>> Begin SOURCE DATA

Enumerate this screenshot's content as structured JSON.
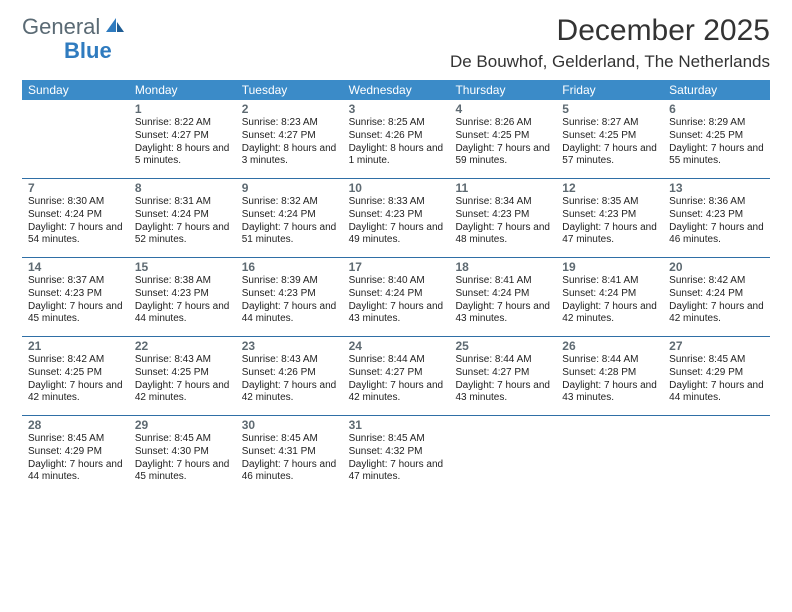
{
  "logo": {
    "text1": "General",
    "text2": "Blue"
  },
  "title": "December 2025",
  "location": "De Bouwhof, Gelderland, The Netherlands",
  "weekdays": [
    "Sunday",
    "Monday",
    "Tuesday",
    "Wednesday",
    "Thursday",
    "Friday",
    "Saturday"
  ],
  "colors": {
    "header_bg": "#3b8bc8",
    "header_text": "#ffffff",
    "rule": "#2f6fa6",
    "body_text": "#222222",
    "daynum": "#5e6a72",
    "logo_gray": "#5a6a74",
    "logo_blue": "#2f7bbf"
  },
  "days": [
    {
      "n": "",
      "sr": "",
      "ss": "",
      "dl": ""
    },
    {
      "n": "1",
      "sr": "Sunrise: 8:22 AM",
      "ss": "Sunset: 4:27 PM",
      "dl": "Daylight: 8 hours and 5 minutes."
    },
    {
      "n": "2",
      "sr": "Sunrise: 8:23 AM",
      "ss": "Sunset: 4:27 PM",
      "dl": "Daylight: 8 hours and 3 minutes."
    },
    {
      "n": "3",
      "sr": "Sunrise: 8:25 AM",
      "ss": "Sunset: 4:26 PM",
      "dl": "Daylight: 8 hours and 1 minute."
    },
    {
      "n": "4",
      "sr": "Sunrise: 8:26 AM",
      "ss": "Sunset: 4:25 PM",
      "dl": "Daylight: 7 hours and 59 minutes."
    },
    {
      "n": "5",
      "sr": "Sunrise: 8:27 AM",
      "ss": "Sunset: 4:25 PM",
      "dl": "Daylight: 7 hours and 57 minutes."
    },
    {
      "n": "6",
      "sr": "Sunrise: 8:29 AM",
      "ss": "Sunset: 4:25 PM",
      "dl": "Daylight: 7 hours and 55 minutes."
    },
    {
      "n": "7",
      "sr": "Sunrise: 8:30 AM",
      "ss": "Sunset: 4:24 PM",
      "dl": "Daylight: 7 hours and 54 minutes."
    },
    {
      "n": "8",
      "sr": "Sunrise: 8:31 AM",
      "ss": "Sunset: 4:24 PM",
      "dl": "Daylight: 7 hours and 52 minutes."
    },
    {
      "n": "9",
      "sr": "Sunrise: 8:32 AM",
      "ss": "Sunset: 4:24 PM",
      "dl": "Daylight: 7 hours and 51 minutes."
    },
    {
      "n": "10",
      "sr": "Sunrise: 8:33 AM",
      "ss": "Sunset: 4:23 PM",
      "dl": "Daylight: 7 hours and 49 minutes."
    },
    {
      "n": "11",
      "sr": "Sunrise: 8:34 AM",
      "ss": "Sunset: 4:23 PM",
      "dl": "Daylight: 7 hours and 48 minutes."
    },
    {
      "n": "12",
      "sr": "Sunrise: 8:35 AM",
      "ss": "Sunset: 4:23 PM",
      "dl": "Daylight: 7 hours and 47 minutes."
    },
    {
      "n": "13",
      "sr": "Sunrise: 8:36 AM",
      "ss": "Sunset: 4:23 PM",
      "dl": "Daylight: 7 hours and 46 minutes."
    },
    {
      "n": "14",
      "sr": "Sunrise: 8:37 AM",
      "ss": "Sunset: 4:23 PM",
      "dl": "Daylight: 7 hours and 45 minutes."
    },
    {
      "n": "15",
      "sr": "Sunrise: 8:38 AM",
      "ss": "Sunset: 4:23 PM",
      "dl": "Daylight: 7 hours and 44 minutes."
    },
    {
      "n": "16",
      "sr": "Sunrise: 8:39 AM",
      "ss": "Sunset: 4:23 PM",
      "dl": "Daylight: 7 hours and 44 minutes."
    },
    {
      "n": "17",
      "sr": "Sunrise: 8:40 AM",
      "ss": "Sunset: 4:24 PM",
      "dl": "Daylight: 7 hours and 43 minutes."
    },
    {
      "n": "18",
      "sr": "Sunrise: 8:41 AM",
      "ss": "Sunset: 4:24 PM",
      "dl": "Daylight: 7 hours and 43 minutes."
    },
    {
      "n": "19",
      "sr": "Sunrise: 8:41 AM",
      "ss": "Sunset: 4:24 PM",
      "dl": "Daylight: 7 hours and 42 minutes."
    },
    {
      "n": "20",
      "sr": "Sunrise: 8:42 AM",
      "ss": "Sunset: 4:24 PM",
      "dl": "Daylight: 7 hours and 42 minutes."
    },
    {
      "n": "21",
      "sr": "Sunrise: 8:42 AM",
      "ss": "Sunset: 4:25 PM",
      "dl": "Daylight: 7 hours and 42 minutes."
    },
    {
      "n": "22",
      "sr": "Sunrise: 8:43 AM",
      "ss": "Sunset: 4:25 PM",
      "dl": "Daylight: 7 hours and 42 minutes."
    },
    {
      "n": "23",
      "sr": "Sunrise: 8:43 AM",
      "ss": "Sunset: 4:26 PM",
      "dl": "Daylight: 7 hours and 42 minutes."
    },
    {
      "n": "24",
      "sr": "Sunrise: 8:44 AM",
      "ss": "Sunset: 4:27 PM",
      "dl": "Daylight: 7 hours and 42 minutes."
    },
    {
      "n": "25",
      "sr": "Sunrise: 8:44 AM",
      "ss": "Sunset: 4:27 PM",
      "dl": "Daylight: 7 hours and 43 minutes."
    },
    {
      "n": "26",
      "sr": "Sunrise: 8:44 AM",
      "ss": "Sunset: 4:28 PM",
      "dl": "Daylight: 7 hours and 43 minutes."
    },
    {
      "n": "27",
      "sr": "Sunrise: 8:45 AM",
      "ss": "Sunset: 4:29 PM",
      "dl": "Daylight: 7 hours and 44 minutes."
    },
    {
      "n": "28",
      "sr": "Sunrise: 8:45 AM",
      "ss": "Sunset: 4:29 PM",
      "dl": "Daylight: 7 hours and 44 minutes."
    },
    {
      "n": "29",
      "sr": "Sunrise: 8:45 AM",
      "ss": "Sunset: 4:30 PM",
      "dl": "Daylight: 7 hours and 45 minutes."
    },
    {
      "n": "30",
      "sr": "Sunrise: 8:45 AM",
      "ss": "Sunset: 4:31 PM",
      "dl": "Daylight: 7 hours and 46 minutes."
    },
    {
      "n": "31",
      "sr": "Sunrise: 8:45 AM",
      "ss": "Sunset: 4:32 PM",
      "dl": "Daylight: 7 hours and 47 minutes."
    },
    {
      "n": "",
      "sr": "",
      "ss": "",
      "dl": ""
    },
    {
      "n": "",
      "sr": "",
      "ss": "",
      "dl": ""
    },
    {
      "n": "",
      "sr": "",
      "ss": "",
      "dl": ""
    }
  ]
}
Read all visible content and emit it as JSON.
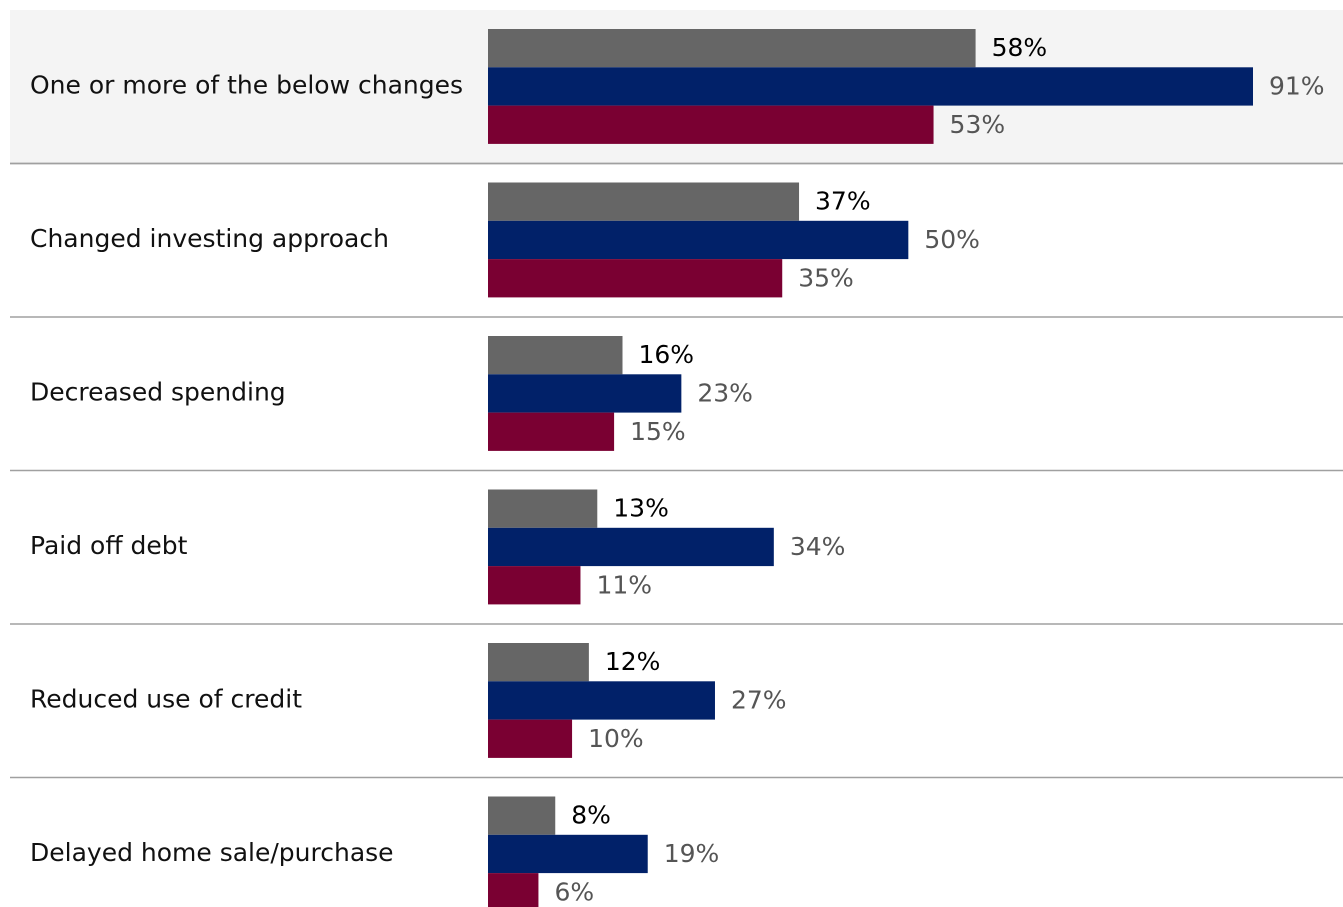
{
  "chart_data": {
    "type": "bar",
    "orientation": "horizontal",
    "categories": [
      "One or more of the below changes",
      "Changed investing approach",
      "Decreased spending",
      "Paid off debt",
      "Reduced use of credit",
      "Delayed home sale/purchase"
    ],
    "series": [
      {
        "values": [
          58,
          37,
          16,
          13,
          12,
          8
        ],
        "labels": [
          "58%",
          "37%",
          "16%",
          "13%",
          "12%",
          "8%"
        ],
        "color": "#666666",
        "label_color": "#000000"
      },
      {
        "values": [
          91,
          50,
          23,
          34,
          27,
          19
        ],
        "labels": [
          "91%",
          "50%",
          "23%",
          "34%",
          "27%",
          "19%"
        ],
        "color": "#012169",
        "label_color": "#555555"
      },
      {
        "values": [
          53,
          35,
          15,
          11,
          10,
          6
        ],
        "labels": [
          "53%",
          "35%",
          "15%",
          "11%",
          "10%",
          "6%"
        ],
        "color": "#7a0032",
        "label_color": "#555555"
      }
    ],
    "xlim": [
      0,
      100
    ],
    "grid": false,
    "legend": "none",
    "highlighted_category": "One or more of the below changes",
    "highlight_color": "#f4f4f4",
    "separator_color": "#a0a0a0"
  }
}
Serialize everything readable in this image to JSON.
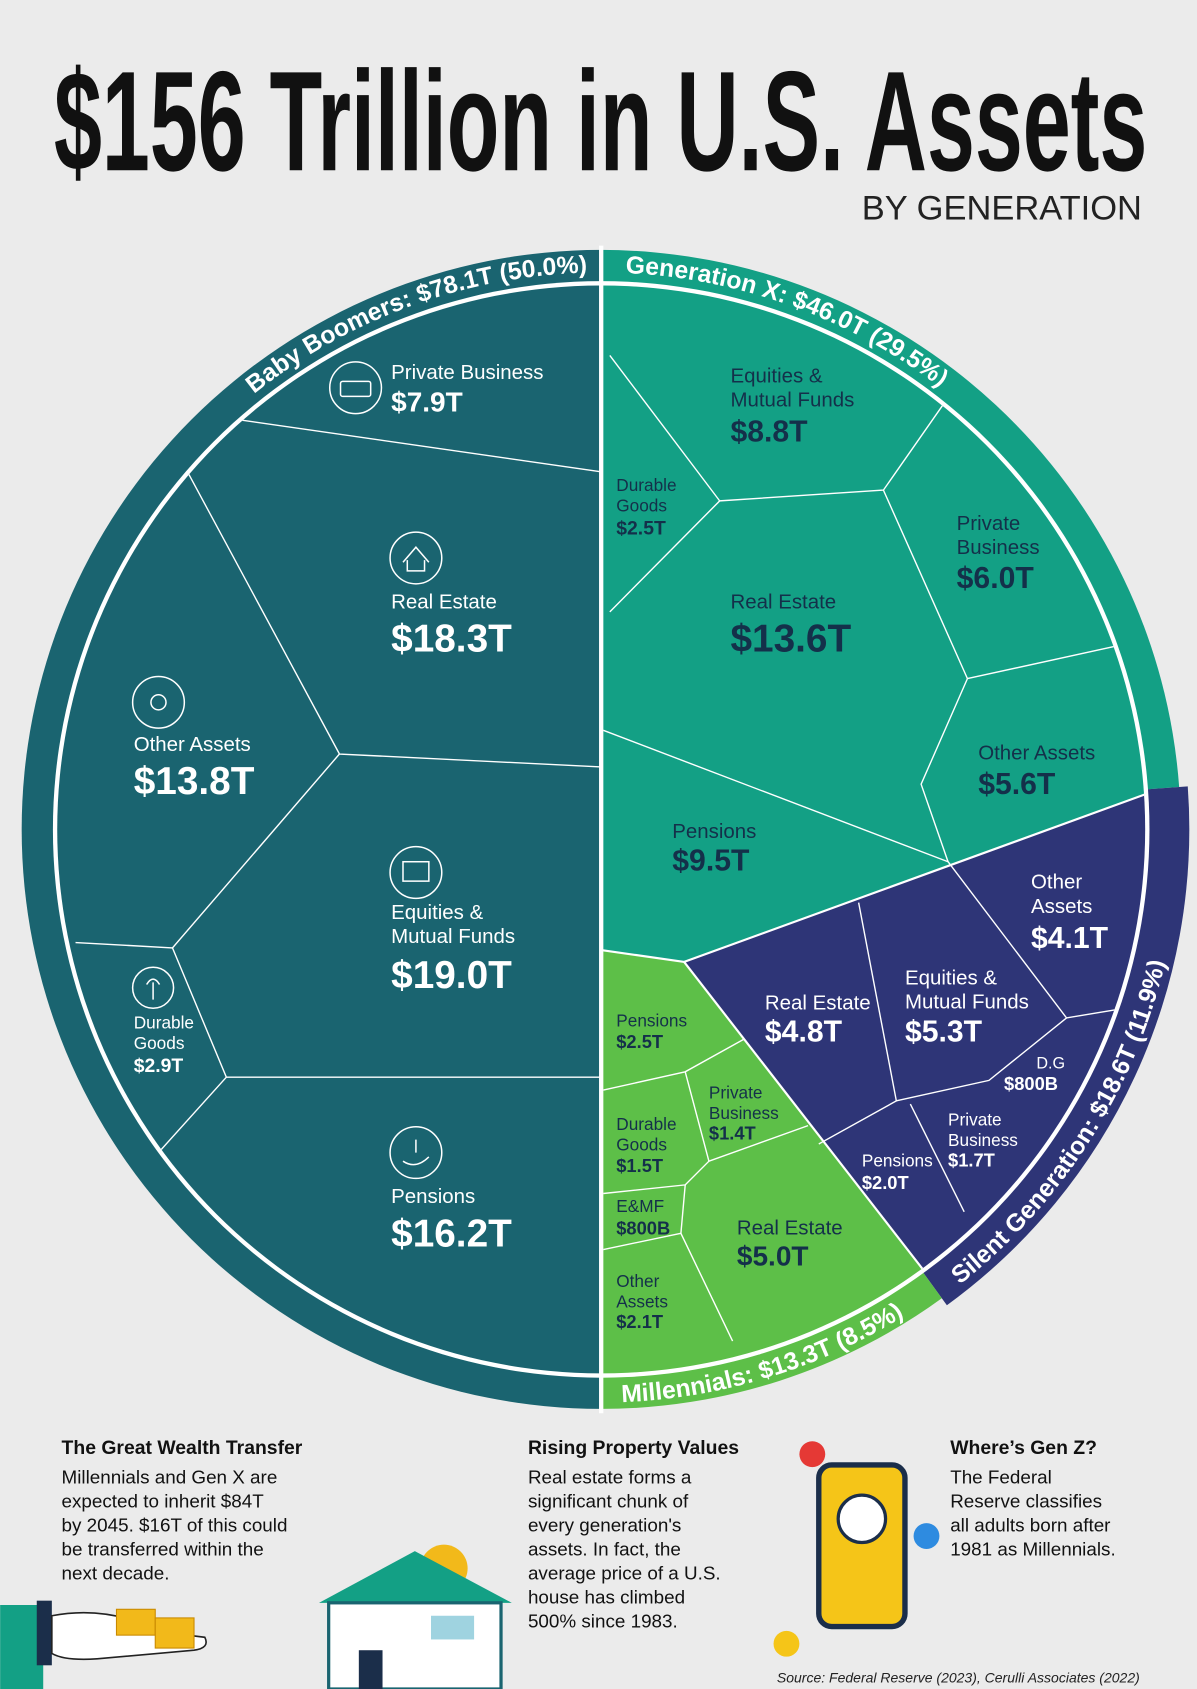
{
  "header": {
    "title": "$156 Trillion in U.S. Assets",
    "subtitle": "BY GENERATION"
  },
  "generations": [
    {
      "label": "Baby Boomers: $78.1T (50.0%)",
      "assets": [
        {
          "name": [
            "Private Business"
          ],
          "value": "$7.9T"
        },
        {
          "name": [
            "Real Estate"
          ],
          "value": "$18.3T"
        },
        {
          "name": [
            "Other Assets"
          ],
          "value": "$13.8T"
        },
        {
          "name": [
            "Equities &",
            "Mutual Funds"
          ],
          "value": "$19.0T"
        },
        {
          "name": [
            "Durable",
            "Goods"
          ],
          "value": "$2.9T"
        },
        {
          "name": [
            "Pensions"
          ],
          "value": "$16.2T"
        }
      ]
    },
    {
      "label": "Generation X: $46.0T (29.5%)",
      "assets": [
        {
          "name": [
            "Equities &",
            "Mutual Funds"
          ],
          "value": "$8.8T"
        },
        {
          "name": [
            "Durable",
            "Goods"
          ],
          "value": "$2.5T"
        },
        {
          "name": [
            "Private",
            "Business"
          ],
          "value": "$6.0T"
        },
        {
          "name": [
            "Real Estate"
          ],
          "value": "$13.6T"
        },
        {
          "name": [
            "Other Assets"
          ],
          "value": "$5.6T"
        },
        {
          "name": [
            "Pensions"
          ],
          "value": "$9.5T"
        }
      ]
    },
    {
      "label": "Silent Generation: $18.6T (11.9%)",
      "assets": [
        {
          "name": [
            "Other",
            "Assets"
          ],
          "value": "$4.1T"
        },
        {
          "name": [
            "Real Estate"
          ],
          "value": "$4.8T"
        },
        {
          "name": [
            "Equities &",
            "Mutual Funds"
          ],
          "value": "$5.3T"
        },
        {
          "name": [
            "D.G"
          ],
          "value": "$800B"
        },
        {
          "name": [
            "Private",
            "Business"
          ],
          "value": "$1.7T"
        },
        {
          "name": [
            "Pensions"
          ],
          "value": "$2.0T"
        }
      ]
    },
    {
      "label": "Millennials: $13.3T (8.5%)",
      "assets": [
        {
          "name": [
            "Pensions"
          ],
          "value": "$2.5T"
        },
        {
          "name": [
            "Private",
            "Business"
          ],
          "value": "$1.4T"
        },
        {
          "name": [
            "Durable",
            "Goods"
          ],
          "value": "$1.5T"
        },
        {
          "name": [
            "E&MF"
          ],
          "value": "$800B"
        },
        {
          "name": [
            "Real Estate"
          ],
          "value": "$5.0T"
        },
        {
          "name": [
            "Other",
            "Assets"
          ],
          "value": "$2.1T"
        }
      ]
    }
  ],
  "notes": [
    {
      "title": "The Great Wealth Transfer",
      "lines": [
        "Millennials and Gen X are",
        "expected to inherit $84T",
        "by 2045. $16T of this could",
        "be transferred within the",
        "next decade."
      ]
    },
    {
      "title": "Rising Property Values",
      "lines": [
        "Real estate forms a",
        "significant chunk of",
        "every generation's",
        "assets. In fact, the",
        "average price of a U.S.",
        "house has climbed",
        "500% since 1983."
      ]
    },
    {
      "title": "Where’s Gen Z?",
      "lines": [
        "The Federal",
        "Reserve classifies",
        "all adults born after",
        "1981 as Millennials."
      ]
    }
  ],
  "source": "Source: Federal Reserve (2023), Cerulli Associates (2022)"
}
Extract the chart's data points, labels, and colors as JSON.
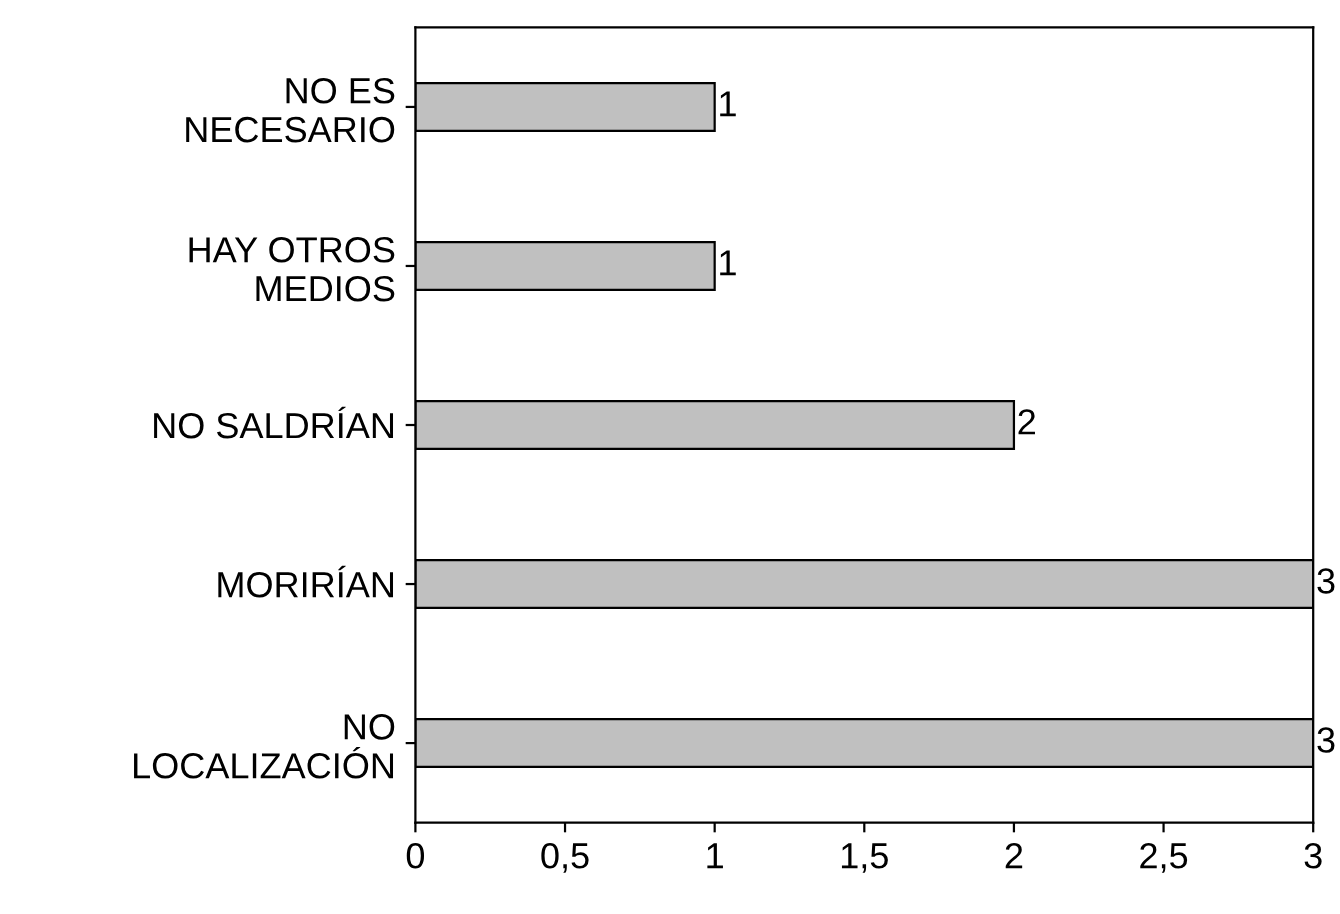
{
  "chart_data": {
    "type": "bar",
    "orientation": "horizontal",
    "categories": [
      "NO ES\nNECESARIO",
      "HAY OTROS\nMEDIOS",
      "NO SALDRÍAN",
      "MORIRÍAN",
      "NO\nLOCALIZACIÓN"
    ],
    "values": [
      1,
      1,
      2,
      3,
      3
    ],
    "color": "#c0c0c0",
    "xlim": [
      0,
      3
    ],
    "xticks": [
      0,
      {
        "value": 0.5,
        "label": "0,5"
      },
      1,
      {
        "value": 1.5,
        "label": "1,5"
      },
      2,
      {
        "value": 2.5,
        "label": "2,5"
      },
      3
    ],
    "data_labels": true,
    "grid": false
  }
}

>> End SOURCE DATA

YOUR TASK: Return every line containing "colors".

RESPONSE TO THE TASK:
  "colors": {
Extract the chart's data points, labels, and colors as JSON.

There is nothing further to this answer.